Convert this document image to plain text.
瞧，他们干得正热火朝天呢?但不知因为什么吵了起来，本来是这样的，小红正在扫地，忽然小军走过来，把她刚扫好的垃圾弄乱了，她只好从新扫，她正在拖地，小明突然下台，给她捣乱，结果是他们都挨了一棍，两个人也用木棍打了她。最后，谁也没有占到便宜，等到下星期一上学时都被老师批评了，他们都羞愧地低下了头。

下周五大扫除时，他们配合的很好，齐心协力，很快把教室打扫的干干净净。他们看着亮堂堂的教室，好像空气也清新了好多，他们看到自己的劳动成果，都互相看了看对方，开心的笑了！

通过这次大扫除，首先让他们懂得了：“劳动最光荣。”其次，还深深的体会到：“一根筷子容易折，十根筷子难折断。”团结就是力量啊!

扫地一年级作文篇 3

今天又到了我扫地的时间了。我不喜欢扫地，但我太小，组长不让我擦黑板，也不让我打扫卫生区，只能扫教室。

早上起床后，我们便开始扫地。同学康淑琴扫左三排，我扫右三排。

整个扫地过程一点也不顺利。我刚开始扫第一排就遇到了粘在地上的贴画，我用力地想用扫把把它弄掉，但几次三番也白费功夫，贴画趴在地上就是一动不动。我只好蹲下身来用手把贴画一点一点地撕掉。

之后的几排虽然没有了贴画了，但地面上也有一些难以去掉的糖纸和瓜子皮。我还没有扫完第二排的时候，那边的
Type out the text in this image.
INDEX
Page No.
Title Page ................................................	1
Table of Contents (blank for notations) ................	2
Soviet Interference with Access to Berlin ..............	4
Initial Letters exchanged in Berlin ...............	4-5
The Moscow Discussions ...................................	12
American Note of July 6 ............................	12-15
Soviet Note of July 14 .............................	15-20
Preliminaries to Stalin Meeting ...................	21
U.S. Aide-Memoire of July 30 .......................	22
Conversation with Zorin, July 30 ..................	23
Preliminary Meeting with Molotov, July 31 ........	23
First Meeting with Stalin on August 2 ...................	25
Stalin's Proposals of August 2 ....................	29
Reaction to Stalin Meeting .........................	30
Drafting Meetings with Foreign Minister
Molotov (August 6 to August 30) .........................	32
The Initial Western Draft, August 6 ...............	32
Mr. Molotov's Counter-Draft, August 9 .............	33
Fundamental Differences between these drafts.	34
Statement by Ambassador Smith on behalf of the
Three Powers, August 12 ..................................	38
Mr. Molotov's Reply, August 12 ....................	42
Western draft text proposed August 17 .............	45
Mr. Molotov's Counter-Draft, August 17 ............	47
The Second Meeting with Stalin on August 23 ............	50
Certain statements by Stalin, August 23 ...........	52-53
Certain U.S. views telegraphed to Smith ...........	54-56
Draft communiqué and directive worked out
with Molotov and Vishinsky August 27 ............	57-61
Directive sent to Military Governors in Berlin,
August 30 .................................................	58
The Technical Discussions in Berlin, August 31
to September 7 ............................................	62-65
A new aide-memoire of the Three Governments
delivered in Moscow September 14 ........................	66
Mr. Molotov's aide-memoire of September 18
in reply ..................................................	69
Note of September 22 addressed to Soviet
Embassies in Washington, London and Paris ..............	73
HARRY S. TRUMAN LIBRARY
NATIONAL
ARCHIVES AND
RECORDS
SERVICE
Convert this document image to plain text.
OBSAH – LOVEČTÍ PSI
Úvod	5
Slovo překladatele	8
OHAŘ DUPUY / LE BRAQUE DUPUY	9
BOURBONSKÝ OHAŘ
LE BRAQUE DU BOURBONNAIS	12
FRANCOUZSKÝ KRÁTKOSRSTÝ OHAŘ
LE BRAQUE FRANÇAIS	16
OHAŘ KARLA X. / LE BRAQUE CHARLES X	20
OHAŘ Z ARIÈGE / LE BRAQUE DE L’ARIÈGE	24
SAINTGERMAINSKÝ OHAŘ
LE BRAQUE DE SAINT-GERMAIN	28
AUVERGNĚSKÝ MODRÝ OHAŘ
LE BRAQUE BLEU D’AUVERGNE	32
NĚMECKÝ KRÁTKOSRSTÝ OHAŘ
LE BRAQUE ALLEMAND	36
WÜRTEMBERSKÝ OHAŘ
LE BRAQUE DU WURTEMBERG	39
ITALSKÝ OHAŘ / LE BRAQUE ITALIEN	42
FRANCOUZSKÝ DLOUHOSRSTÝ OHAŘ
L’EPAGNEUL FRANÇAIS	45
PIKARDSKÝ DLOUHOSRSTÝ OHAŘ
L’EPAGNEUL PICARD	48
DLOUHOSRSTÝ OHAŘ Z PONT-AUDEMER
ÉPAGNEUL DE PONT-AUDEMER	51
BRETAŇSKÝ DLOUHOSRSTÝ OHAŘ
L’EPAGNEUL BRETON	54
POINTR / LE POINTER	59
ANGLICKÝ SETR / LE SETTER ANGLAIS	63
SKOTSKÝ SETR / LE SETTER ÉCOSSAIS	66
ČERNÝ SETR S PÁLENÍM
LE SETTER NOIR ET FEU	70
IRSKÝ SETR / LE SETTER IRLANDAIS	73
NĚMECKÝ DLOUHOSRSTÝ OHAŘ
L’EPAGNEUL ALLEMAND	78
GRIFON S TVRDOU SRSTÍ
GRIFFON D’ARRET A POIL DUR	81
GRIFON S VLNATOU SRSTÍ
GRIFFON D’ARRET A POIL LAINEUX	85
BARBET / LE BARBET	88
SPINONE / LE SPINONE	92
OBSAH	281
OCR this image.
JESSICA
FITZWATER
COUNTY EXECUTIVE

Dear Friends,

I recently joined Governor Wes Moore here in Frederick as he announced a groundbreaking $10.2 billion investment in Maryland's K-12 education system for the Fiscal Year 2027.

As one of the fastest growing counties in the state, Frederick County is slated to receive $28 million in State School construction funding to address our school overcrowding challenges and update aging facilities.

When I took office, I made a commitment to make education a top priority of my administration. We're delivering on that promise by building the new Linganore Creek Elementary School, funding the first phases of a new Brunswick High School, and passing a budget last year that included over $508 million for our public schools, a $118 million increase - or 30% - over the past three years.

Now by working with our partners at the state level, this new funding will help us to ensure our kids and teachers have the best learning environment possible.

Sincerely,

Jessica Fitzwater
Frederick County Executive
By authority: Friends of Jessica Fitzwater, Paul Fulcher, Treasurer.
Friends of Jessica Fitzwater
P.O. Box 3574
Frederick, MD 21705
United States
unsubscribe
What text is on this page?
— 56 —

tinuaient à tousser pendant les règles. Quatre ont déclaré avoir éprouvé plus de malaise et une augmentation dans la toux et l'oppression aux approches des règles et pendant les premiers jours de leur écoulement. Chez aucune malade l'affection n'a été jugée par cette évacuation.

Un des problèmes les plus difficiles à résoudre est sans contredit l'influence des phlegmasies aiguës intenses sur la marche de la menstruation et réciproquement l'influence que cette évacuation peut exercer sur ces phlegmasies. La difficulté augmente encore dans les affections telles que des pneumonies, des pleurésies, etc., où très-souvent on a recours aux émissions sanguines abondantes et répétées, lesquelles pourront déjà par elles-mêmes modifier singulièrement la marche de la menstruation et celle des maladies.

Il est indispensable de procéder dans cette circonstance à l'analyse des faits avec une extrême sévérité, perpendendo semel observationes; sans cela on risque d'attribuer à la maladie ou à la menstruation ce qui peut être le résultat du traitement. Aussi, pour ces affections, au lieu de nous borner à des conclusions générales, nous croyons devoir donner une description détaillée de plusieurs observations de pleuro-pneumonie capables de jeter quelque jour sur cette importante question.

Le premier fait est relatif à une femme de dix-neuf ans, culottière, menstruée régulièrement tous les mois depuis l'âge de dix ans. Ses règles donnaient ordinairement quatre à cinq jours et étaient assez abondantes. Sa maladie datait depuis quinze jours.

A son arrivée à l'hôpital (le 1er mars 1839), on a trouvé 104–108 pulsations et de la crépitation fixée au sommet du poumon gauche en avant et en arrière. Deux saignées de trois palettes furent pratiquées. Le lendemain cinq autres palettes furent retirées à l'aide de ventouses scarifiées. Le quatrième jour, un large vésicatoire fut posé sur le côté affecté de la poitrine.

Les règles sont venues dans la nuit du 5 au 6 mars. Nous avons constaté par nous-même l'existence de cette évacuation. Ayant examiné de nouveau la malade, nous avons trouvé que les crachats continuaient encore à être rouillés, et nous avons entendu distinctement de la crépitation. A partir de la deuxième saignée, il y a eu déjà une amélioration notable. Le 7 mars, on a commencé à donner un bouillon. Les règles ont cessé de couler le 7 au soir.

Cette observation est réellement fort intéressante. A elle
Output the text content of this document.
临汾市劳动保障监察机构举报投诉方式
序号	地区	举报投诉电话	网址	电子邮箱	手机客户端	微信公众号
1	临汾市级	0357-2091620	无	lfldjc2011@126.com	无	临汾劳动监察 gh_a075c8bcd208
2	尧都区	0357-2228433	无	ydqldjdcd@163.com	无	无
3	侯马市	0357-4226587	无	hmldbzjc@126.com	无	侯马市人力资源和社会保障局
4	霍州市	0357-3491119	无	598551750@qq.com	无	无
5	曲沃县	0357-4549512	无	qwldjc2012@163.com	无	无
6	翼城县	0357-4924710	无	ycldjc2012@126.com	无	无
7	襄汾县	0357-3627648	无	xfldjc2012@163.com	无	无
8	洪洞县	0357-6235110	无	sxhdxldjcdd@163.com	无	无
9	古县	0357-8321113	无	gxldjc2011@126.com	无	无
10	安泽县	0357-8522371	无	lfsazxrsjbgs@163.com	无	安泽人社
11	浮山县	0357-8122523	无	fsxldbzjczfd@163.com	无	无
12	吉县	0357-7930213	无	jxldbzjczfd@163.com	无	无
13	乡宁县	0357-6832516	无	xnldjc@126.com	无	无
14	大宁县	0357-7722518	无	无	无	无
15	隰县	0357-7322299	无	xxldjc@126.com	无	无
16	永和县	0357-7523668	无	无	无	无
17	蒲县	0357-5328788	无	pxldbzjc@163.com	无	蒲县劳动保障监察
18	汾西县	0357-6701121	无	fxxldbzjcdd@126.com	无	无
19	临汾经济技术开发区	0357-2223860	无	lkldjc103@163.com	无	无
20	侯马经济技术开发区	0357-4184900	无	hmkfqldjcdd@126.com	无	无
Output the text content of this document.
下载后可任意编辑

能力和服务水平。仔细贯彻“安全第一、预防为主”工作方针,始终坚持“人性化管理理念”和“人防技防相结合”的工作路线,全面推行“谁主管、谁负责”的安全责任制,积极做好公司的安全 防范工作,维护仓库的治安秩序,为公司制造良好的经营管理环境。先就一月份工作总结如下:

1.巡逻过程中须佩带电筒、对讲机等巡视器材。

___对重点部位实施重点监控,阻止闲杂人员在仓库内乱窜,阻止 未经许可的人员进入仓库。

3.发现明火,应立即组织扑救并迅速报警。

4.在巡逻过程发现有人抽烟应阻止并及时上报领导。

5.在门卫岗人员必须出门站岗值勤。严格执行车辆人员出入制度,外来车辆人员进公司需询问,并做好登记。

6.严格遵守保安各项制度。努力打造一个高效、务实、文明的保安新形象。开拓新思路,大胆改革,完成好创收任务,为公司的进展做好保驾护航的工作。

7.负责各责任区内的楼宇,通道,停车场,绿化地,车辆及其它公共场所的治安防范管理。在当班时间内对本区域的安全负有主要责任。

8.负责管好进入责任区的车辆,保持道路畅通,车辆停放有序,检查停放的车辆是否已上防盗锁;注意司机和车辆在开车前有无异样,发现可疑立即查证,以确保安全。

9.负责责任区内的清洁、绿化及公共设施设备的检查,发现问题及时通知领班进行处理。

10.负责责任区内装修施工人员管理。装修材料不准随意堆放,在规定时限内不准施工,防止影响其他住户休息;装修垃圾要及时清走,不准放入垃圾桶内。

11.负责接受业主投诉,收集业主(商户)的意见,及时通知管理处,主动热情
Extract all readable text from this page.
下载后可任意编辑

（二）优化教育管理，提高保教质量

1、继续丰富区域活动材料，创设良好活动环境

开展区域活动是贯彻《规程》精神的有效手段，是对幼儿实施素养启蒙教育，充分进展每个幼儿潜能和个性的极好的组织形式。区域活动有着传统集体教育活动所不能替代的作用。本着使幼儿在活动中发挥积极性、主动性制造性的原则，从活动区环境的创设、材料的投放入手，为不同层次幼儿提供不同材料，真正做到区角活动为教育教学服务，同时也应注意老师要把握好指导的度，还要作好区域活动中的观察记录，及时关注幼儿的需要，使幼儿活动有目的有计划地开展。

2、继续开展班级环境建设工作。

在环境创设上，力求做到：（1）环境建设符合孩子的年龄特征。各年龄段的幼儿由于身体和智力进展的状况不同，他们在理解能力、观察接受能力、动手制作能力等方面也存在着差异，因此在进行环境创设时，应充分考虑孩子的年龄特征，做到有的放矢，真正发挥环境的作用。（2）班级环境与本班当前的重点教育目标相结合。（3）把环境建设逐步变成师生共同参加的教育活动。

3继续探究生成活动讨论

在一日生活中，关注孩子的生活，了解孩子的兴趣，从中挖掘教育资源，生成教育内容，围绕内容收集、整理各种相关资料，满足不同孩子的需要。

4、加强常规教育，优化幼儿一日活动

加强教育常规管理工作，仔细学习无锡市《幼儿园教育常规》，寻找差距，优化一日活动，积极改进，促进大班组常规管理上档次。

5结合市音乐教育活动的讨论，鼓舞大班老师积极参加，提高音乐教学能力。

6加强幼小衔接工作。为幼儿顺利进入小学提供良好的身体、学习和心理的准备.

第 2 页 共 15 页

-=-=-=-=-

* WHAT NEEDS TO BE DONE: Copy each line exactly, from the line containing "Extract all readable text from this page." down to the last line of the material, and no other lines.

* WRITTEN ANSWER:
Extract all readable text from this page.
下载后可任意编辑

（二）优化教育管理，提高保教质量

1、继续丰富区域活动材料，创设良好活动环境

开展区域活动是贯彻《规程》精神的有效手段，是对幼儿实施素养启蒙教育，充分进展每个幼儿潜能和个性的极好的组织形式。区域活动有着传统集体教育活动所不能替代的作用。本着使幼儿在活动中发挥积极性、主动性制造性的原则，从活动区环境的创设、材料的投放入手，为不同层次幼儿提供不同材料，真正做到区角活动为教育教学服务，同时也应注意老师要把握好指导的度，还要作好区域活动中的观察记录，及时关注幼儿的需要，使幼儿活动有目的有计划地开展。

2、继续开展班级环境建设工作。

在环境创设上，力求做到：（1）环境建设符合孩子的年龄特征。各年龄段的幼儿由于身体和智力进展的状况不同，他们在理解能力、观察接受能力、动手制作能力等方面也存在着差异，因此在进行环境创设时，应充分考虑孩子的年龄特征，做到有的放矢，真正发挥环境的作用。（2）班级环境与本班当前的重点教育目标相结合。（3）把环境建设逐步变成师生共同参加的教育活动。

3继续探究生成活动讨论

在一日生活中，关注孩子的生活，了解孩子的兴趣，从中挖掘教育资源，生成教育内容，围绕内容收集、整理各种相关资料，满足不同孩子的需要。

4、加强常规教育，优化幼儿一日活动

加强教育常规管理工作，仔细学习无锡市《幼儿园教育常规》，寻找差距，优化一日活动，积极改进，促进大班组常规管理上档次。

5结合市音乐教育活动的讨论，鼓舞大班老师积极参加，提高音乐教学能力。

6加强幼小衔接工作。为幼儿顺利进入小学提供良好的身体、学习和心理的准备.

第 2 页 共 15 页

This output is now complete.